Task details
Write each line exactly as it stands, from the line containing "Serialize everything readable" through the end of the data.

Rows from a figure dataset
***

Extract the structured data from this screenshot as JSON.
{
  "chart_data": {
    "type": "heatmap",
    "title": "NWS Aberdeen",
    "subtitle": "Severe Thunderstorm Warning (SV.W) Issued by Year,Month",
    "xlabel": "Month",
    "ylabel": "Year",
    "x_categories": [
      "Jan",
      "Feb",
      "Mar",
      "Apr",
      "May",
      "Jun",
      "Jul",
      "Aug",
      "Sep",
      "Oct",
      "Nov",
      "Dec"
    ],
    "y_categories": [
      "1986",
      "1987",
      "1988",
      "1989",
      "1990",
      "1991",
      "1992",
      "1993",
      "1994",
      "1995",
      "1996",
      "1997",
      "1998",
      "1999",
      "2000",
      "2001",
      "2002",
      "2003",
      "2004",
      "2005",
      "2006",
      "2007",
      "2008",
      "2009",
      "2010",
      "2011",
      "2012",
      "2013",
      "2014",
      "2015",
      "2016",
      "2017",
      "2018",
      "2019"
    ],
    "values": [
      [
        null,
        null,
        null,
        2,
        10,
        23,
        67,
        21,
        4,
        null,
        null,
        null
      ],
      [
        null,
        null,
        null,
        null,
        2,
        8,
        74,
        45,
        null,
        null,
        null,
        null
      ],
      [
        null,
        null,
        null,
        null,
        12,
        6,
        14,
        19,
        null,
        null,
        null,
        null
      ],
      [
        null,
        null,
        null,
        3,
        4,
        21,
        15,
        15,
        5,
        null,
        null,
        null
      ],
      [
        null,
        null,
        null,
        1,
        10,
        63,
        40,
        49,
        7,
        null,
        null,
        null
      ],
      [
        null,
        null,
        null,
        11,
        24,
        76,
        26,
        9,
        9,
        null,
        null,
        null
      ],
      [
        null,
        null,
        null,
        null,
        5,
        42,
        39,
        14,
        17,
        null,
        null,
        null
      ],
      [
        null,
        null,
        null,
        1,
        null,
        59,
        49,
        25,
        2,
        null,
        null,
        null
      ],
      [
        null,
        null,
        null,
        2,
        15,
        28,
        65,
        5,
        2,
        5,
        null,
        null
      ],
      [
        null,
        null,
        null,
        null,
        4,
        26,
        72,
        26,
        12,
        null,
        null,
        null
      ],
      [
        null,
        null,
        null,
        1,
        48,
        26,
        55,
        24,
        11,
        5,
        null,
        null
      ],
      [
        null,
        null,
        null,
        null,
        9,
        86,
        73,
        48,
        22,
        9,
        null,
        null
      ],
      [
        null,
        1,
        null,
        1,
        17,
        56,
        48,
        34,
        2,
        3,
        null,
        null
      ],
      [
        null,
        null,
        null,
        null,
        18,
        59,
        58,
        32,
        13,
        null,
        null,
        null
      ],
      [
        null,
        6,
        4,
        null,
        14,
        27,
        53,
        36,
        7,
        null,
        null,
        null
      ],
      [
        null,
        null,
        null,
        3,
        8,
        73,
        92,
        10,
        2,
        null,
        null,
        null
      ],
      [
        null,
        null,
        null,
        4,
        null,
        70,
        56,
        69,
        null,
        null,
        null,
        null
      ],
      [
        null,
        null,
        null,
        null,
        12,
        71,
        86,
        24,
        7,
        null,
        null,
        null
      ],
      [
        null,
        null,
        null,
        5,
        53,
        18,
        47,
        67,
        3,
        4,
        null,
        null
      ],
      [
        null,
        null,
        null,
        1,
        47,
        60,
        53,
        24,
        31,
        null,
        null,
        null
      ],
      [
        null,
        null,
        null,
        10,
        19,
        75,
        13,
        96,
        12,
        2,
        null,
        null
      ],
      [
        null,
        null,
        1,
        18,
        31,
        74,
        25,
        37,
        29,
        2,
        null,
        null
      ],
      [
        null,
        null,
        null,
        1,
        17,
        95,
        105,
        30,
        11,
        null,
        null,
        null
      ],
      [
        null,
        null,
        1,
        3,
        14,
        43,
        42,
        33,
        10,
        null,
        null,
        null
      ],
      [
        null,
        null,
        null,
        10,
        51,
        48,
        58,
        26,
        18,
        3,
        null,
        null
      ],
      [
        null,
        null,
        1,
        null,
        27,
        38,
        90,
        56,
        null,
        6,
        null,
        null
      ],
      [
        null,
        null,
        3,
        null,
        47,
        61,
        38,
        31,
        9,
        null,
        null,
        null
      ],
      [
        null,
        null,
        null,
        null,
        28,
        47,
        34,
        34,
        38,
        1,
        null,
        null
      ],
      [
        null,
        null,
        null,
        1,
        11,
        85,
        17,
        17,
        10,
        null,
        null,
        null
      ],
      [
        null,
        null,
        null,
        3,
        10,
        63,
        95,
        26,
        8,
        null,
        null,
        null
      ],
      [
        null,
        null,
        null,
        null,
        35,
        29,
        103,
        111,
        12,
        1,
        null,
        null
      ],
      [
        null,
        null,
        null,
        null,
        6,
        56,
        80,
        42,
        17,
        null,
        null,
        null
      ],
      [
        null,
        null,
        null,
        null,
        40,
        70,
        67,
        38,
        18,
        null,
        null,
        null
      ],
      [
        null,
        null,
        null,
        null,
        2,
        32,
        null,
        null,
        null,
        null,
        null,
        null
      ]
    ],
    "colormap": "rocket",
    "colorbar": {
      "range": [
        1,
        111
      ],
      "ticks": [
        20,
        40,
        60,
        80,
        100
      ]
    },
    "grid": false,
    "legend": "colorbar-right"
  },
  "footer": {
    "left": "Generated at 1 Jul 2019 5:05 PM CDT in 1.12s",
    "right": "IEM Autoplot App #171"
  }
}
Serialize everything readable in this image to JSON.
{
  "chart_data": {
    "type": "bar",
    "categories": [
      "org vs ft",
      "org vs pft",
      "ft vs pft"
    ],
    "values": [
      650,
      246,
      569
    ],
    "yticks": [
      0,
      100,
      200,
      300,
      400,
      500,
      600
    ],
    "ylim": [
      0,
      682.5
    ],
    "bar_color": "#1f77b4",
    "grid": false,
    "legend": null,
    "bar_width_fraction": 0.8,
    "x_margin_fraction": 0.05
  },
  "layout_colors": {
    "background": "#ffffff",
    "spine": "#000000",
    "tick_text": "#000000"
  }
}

***

Solution to the exercise
Serialize everything readable in this image to JSON.
{
  "chart_data": {
    "type": "bar",
    "categories": [
      "org vs ft",
      "org vs pft",
      "ft vs pft"
    ],
    "values": [
      650,
      246,
      569
    ],
    "yticks": [
      0,
      100,
      200,
      300,
      400,
      500,
      600
    ],
    "ylim": [
      0,
      682.5
    ],
    "bar_color": "#1f77b4",
    "grid": false,
    "legend": null,
    "bar_width_fraction": 0.8,
    "x_margin_fraction": 0.05
  },
  "layout_colors": {
    "background": "#ffffff",
    "spine": "#000000",
    "tick_text": "#000000"
  }
}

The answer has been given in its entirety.